### Written exercise:
In the entries that follow, find the word "진로활동내역" and report each line it is on.

### Record excerpts:
━━━
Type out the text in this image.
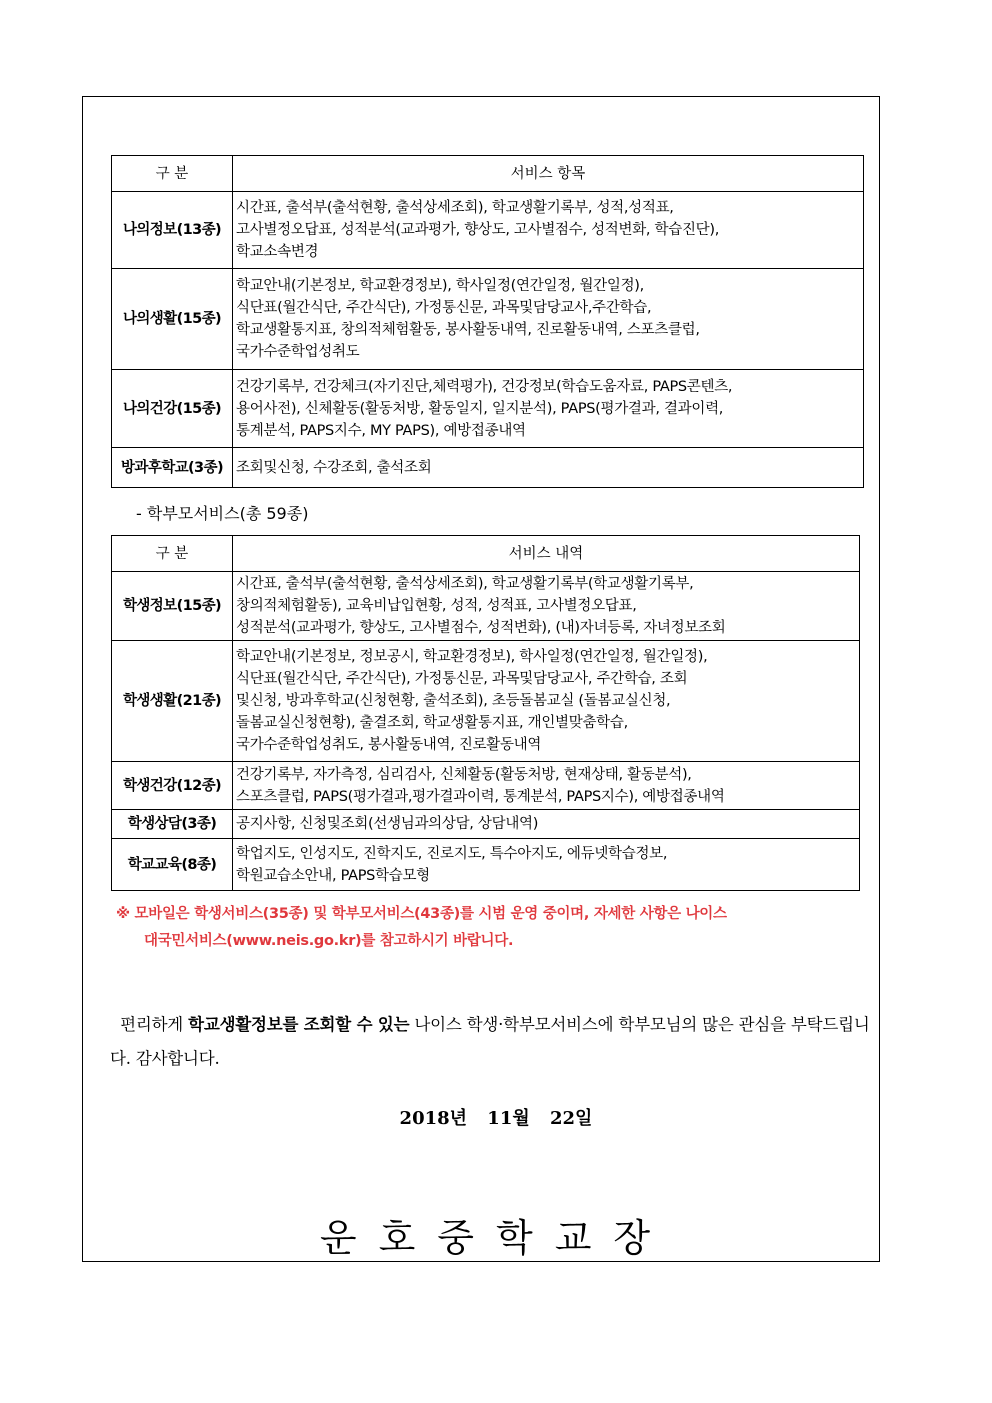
구 분	서비스 항목
나의정보(13종)	시간표, 출석부(출석현황, 출석상세조회), 학교생활기록부, 성적,성적표,
고사별정오답표, 성적분석(교과평가, 향상도, 고사별점수, 성적변화, 학습진단),
학교소속변경

나의생활(15종)	학교안내(기본정보, 학교환경정보), 학사일정(연간일정, 월간일정),
식단표(월간식단, 주간식단), 가정통신문, 과목및담당교사,주간학습,
학교생활통지표, 창의적체험활동, 봉사활동내역, 진로활동내역, 스포츠클럽,
국가수준학업성취도

나의건강(15종)	건강기록부, 건강체크(자기진단,체력평가), 건강정보(학습도움자료, PAPS콘텐츠,
용어사전), 신체활동(활동처방, 활동일지, 일지분석), PAPS(평가결과, 결과이력,
통계분석, PAPS지수, MY PAPS), 예방접종내역

방과후학교(3종)	조회및신청, 수강조회, 출석조회
- 학부모서비스(총 59종)
구 분	서비스 내역
학생정보(15종)	시간표, 출석부(출석현황, 출석상세조회), 학교생활기록부(학교생활기록부,
창의적체험활동), 교육비납입현황, 성적, 성적표, 고사별정오답표,
성적분석(교과평가, 향상도, 고사별점수, 성적변화), (내)자녀등록, 자녀정보조회

학생생활(21종)	학교안내(기본정보, 정보공시, 학교환경정보), 학사일정(연간일정, 월간일정),
식단표(월간식단, 주간식단), 가정통신문, 과목및담당교사, 주간학습, 조회
및신청, 방과후학교(신청현황, 출석조회), 초등돌봄교실 (돌봄교실신청,
돌봄교실신청현황), 출결조회, 학교생활통지표, 개인별맞춤학습,
국가수준학업성취도, 봉사활동내역, 진로활동내역

학생건강(12종)	건강기록부, 자가측정, 심리검사, 신체활동(활동처방, 현재상태, 활동분석),
스포츠클럽, PAPS(평가결과,평가결과이력, 통계분석, PAPS지수), 예방접종내역

학생상담(3종)	공지사항, 신청및조회(선생님과의상담, 상담내역)

학교교육(8종)	학업지도, 인성지도, 진학지도, 진로지도, 특수아지도, 에듀넷학습정보,
학원교습소안내, PAPS학습모형
※ 모바일은 학생서비스(35종) 및 학부모서비스(43종)를 시범 운영 중이며, 자세한 사항은 나이스
대국민서비스(www.neis.go.kr)를 참고하시기 바랍니다.
편리하게 학교생활정보를 조회할 수 있는 나이스 학생·학부모서비스에 학부모님의 많은 관심을 부탁드립니다. 감사합니다.
2018년 11월 22일
운호중학교장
━━━
### Right answer:
학교생활통지표, 창의적체험활동, 봉사활동내역, 진로활동내역, 스포츠클럽,
국가수준학업성취도, 봉사활동내역, 진로활동내역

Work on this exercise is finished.